> _EXERCISE OBJECTIVE_: Your task is to return the span of lines beginning at the one with "Decode this image" and ending at the last line of the data, exactly as it stands.

########################################

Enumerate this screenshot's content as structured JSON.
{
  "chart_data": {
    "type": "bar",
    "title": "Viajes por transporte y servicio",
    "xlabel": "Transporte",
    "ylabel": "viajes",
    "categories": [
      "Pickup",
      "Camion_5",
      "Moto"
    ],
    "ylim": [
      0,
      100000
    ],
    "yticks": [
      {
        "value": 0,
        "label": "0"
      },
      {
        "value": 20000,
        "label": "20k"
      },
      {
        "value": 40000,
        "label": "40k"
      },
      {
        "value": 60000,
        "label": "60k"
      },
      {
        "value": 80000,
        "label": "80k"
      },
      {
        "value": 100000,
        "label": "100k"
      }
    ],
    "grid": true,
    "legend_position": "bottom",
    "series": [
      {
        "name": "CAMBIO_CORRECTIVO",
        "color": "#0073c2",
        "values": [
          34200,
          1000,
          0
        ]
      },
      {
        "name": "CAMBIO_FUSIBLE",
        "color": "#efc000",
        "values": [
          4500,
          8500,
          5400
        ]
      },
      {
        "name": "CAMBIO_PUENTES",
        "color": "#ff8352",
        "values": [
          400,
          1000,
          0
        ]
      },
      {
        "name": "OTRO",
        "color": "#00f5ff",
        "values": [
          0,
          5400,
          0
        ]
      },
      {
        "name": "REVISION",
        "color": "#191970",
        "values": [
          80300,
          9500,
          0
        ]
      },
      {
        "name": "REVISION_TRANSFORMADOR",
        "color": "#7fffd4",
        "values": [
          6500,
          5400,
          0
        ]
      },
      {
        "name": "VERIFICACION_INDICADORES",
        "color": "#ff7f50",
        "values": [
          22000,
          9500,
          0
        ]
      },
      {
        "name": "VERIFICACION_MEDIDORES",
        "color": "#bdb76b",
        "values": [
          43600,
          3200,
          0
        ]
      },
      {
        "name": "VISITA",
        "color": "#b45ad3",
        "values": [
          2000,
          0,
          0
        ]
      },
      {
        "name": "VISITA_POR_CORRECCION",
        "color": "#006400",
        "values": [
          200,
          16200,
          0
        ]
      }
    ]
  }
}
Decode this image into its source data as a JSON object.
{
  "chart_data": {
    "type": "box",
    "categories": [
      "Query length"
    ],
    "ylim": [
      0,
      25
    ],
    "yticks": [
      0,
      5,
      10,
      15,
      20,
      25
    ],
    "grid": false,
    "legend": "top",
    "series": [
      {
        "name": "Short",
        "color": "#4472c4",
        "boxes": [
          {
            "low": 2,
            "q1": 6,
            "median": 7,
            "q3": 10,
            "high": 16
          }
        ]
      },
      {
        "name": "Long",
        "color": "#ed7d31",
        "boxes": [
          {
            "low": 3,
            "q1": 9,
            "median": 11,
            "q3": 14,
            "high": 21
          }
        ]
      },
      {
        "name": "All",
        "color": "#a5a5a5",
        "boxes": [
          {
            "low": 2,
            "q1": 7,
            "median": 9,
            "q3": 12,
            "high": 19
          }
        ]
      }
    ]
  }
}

########################################

> _FULL OUTPUT_:
Decode this image into its source data as a JSON object.
{
  "chart_data": {
    "type": "box",
    "categories": [
      "Query length"
    ],
    "ylim": [
      0,
      25
    ],
    "yticks": [
      0,
      5,
      10,
      15,
      20,
      25
    ],
    "grid": false,
    "legend": "top",
    "series": [
      {
        "name": "Short",
        "color": "#4472c4",
        "boxes": [
          {
            "low": 2,
            "q1": 6,
            "median": 7,
            "q3": 10,
            "high": 16
          }
        ]
      },
      {
        "name": "Long",
        "color": "#ed7d31",
        "boxes": [
          {
            "low": 3,
            "q1": 9,
            "median": 11,
            "q3": 14,
            "high": 21
          }
        ]
      },
      {
        "name": "All",
        "color": "#a5a5a5",
        "boxes": [
          {
            "low": 2,
            "q1": 7,
            "median": 9,
            "q3": 12,
            "high": 19
          }
        ]
      }
    ]
  }
}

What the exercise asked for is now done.